Problem statement: Every record should be repeated exactly, except that pictures are left out.

## start Data for this exercise

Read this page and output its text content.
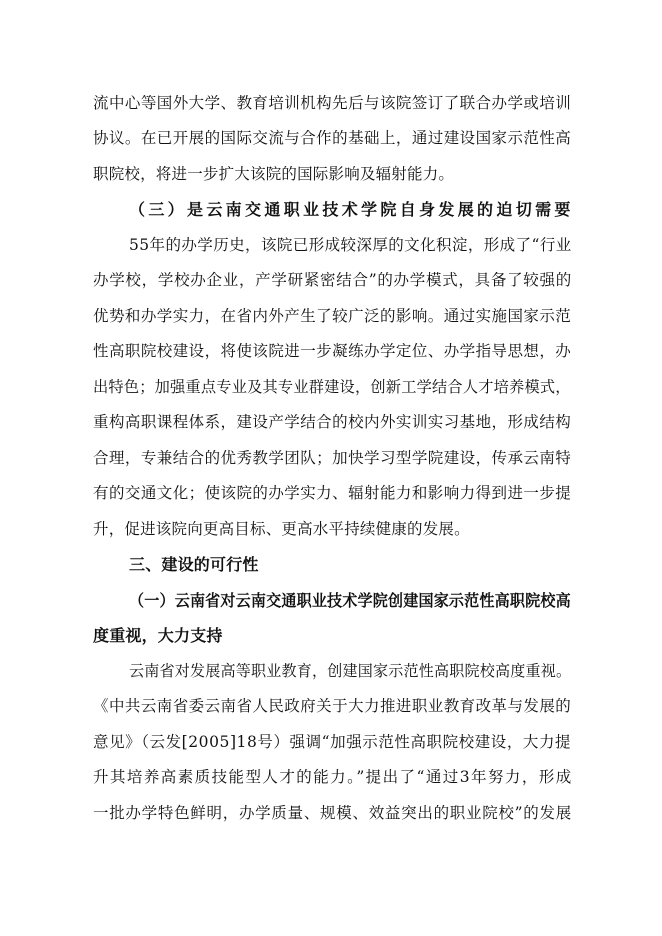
流中心等国外大学、教育培训机构先后与该院签订了联合办学或培训
协议。在已开展的国际交流与合作的基础上，通过建设国家示范性高
职院校，将进一步扩大该院的国际影响及辐射能力。
（三）是云南交通职业技术学院自身发展的迫切需要
55年的办学历史，该院已形成较深厚的文化积淀，形成了“行业
办学校，学校办企业，产学研紧密结合”的办学模式，具备了较强的
优势和办学实力，在省内外产生了较广泛的影响。通过实施国家示范
性高职院校建设，将使该院进一步凝练办学定位、办学指导思想，办
出特色；加强重点专业及其专业群建设，创新工学结合人才培养模式，
重构高职课程体系，建设产学结合的校内外实训实习基地，形成结构
合理，专兼结合的优秀教学团队；加快学习型学院建设，传承云南特
有的交通文化；使该院的办学实力、辐射能力和影响力得到进一步提
升，促进该院向更高目标、更高水平持续健康的发展。
三、建设的可行性
（一）云南省对云南交通职业技术学院创建国家示范性高职院校高
度重视，大力支持
云南省对发展高等职业教育，创建国家示范性高职院校高度重视。
《中共云南省委云南省人民政府关于大力推进职业教育改革与发展的
意见》（云发[2005]18号）强调“加强示范性高职院校建设，大力提
升其培养高素质技能型人才的能力。”提出了“通过3年努力，形成
一批办学特色鲜明，办学质量、规模、效益突出的职业院校”的发展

## end Data for this exercise

Answer below:
Read this page and output its text content.
流中心等国外大学、教育培训机构先后与该院签订了联合办学或培训
协议。在已开展的国际交流与合作的基础上，通过建设国家示范性高
职院校，将进一步扩大该院的国际影响及辐射能力。
（三）是云南交通职业技术学院自身发展的迫切需要
55年的办学历史，该院已形成较深厚的文化积淀，形成了“行业
办学校，学校办企业，产学研紧密结合”的办学模式，具备了较强的
优势和办学实力，在省内外产生了较广泛的影响。通过实施国家示范
性高职院校建设，将使该院进一步凝练办学定位、办学指导思想，办
出特色；加强重点专业及其专业群建设，创新工学结合人才培养模式，
重构高职课程体系，建设产学结合的校内外实训实习基地，形成结构
合理，专兼结合的优秀教学团队；加快学习型学院建设，传承云南特
有的交通文化；使该院的办学实力、辐射能力和影响力得到进一步提
升，促进该院向更高目标、更高水平持续健康的发展。
三、建设的可行性
（一）云南省对云南交通职业技术学院创建国家示范性高职院校高
度重视，大力支持
云南省对发展高等职业教育，创建国家示范性高职院校高度重视。
《中共云南省委云南省人民政府关于大力推进职业教育改革与发展的
意见》（云发[2005]18号）强调“加强示范性高职院校建设，大力提
升其培养高素质技能型人才的能力。”提出了“通过3年努力，形成
一批办学特色鲜明，办学质量、规模、效益突出的职业院校”的发展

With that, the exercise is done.